**AIM:** Copy down all of the data underneath, exactly as shown.

Stored records:
## BEGIN

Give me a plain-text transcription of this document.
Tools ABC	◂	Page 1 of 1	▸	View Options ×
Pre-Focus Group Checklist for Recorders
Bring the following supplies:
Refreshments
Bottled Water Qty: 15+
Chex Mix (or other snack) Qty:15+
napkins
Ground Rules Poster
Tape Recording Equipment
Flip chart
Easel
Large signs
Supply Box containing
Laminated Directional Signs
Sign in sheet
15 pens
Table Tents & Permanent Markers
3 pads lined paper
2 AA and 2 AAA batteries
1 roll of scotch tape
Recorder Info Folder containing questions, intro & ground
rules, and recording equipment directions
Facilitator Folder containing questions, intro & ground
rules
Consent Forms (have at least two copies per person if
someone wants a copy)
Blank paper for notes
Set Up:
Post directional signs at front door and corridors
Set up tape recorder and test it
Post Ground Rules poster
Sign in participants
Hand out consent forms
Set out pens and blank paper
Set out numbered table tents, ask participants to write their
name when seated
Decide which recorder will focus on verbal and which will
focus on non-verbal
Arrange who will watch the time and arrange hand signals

## END

**WRITTEN SOLUTION:**
Give me a plain-text transcription of this document.
Tools ABC	◂	Page 1 of 1	▸	View Options ×
Pre-Focus Group Checklist for Recorders
Bring the following supplies:
Refreshments
Bottled Water Qty: 15+
Chex Mix (or other snack) Qty:15+
napkins
Ground Rules Poster
Tape Recording Equipment
Flip chart
Easel
Large signs
Supply Box containing
Laminated Directional Signs
Sign in sheet
15 pens
Table Tents & Permanent Markers
3 pads lined paper
2 AA and 2 AAA batteries
1 roll of scotch tape
Recorder Info Folder containing questions, intro & ground
rules, and recording equipment directions
Facilitator Folder containing questions, intro & ground
rules
Consent Forms (have at least two copies per person if
someone wants a copy)
Blank paper for notes
Set Up:
Post directional signs at front door and corridors
Set up tape recorder and test it
Post Ground Rules poster
Sign in participants
Hand out consent forms
Set out pens and blank paper
Set out numbered table tents, ask participants to write their
name when seated
Decide which recorder will focus on verbal and which will
focus on non-verbal
Arrange who will watch the time and arrange hand signals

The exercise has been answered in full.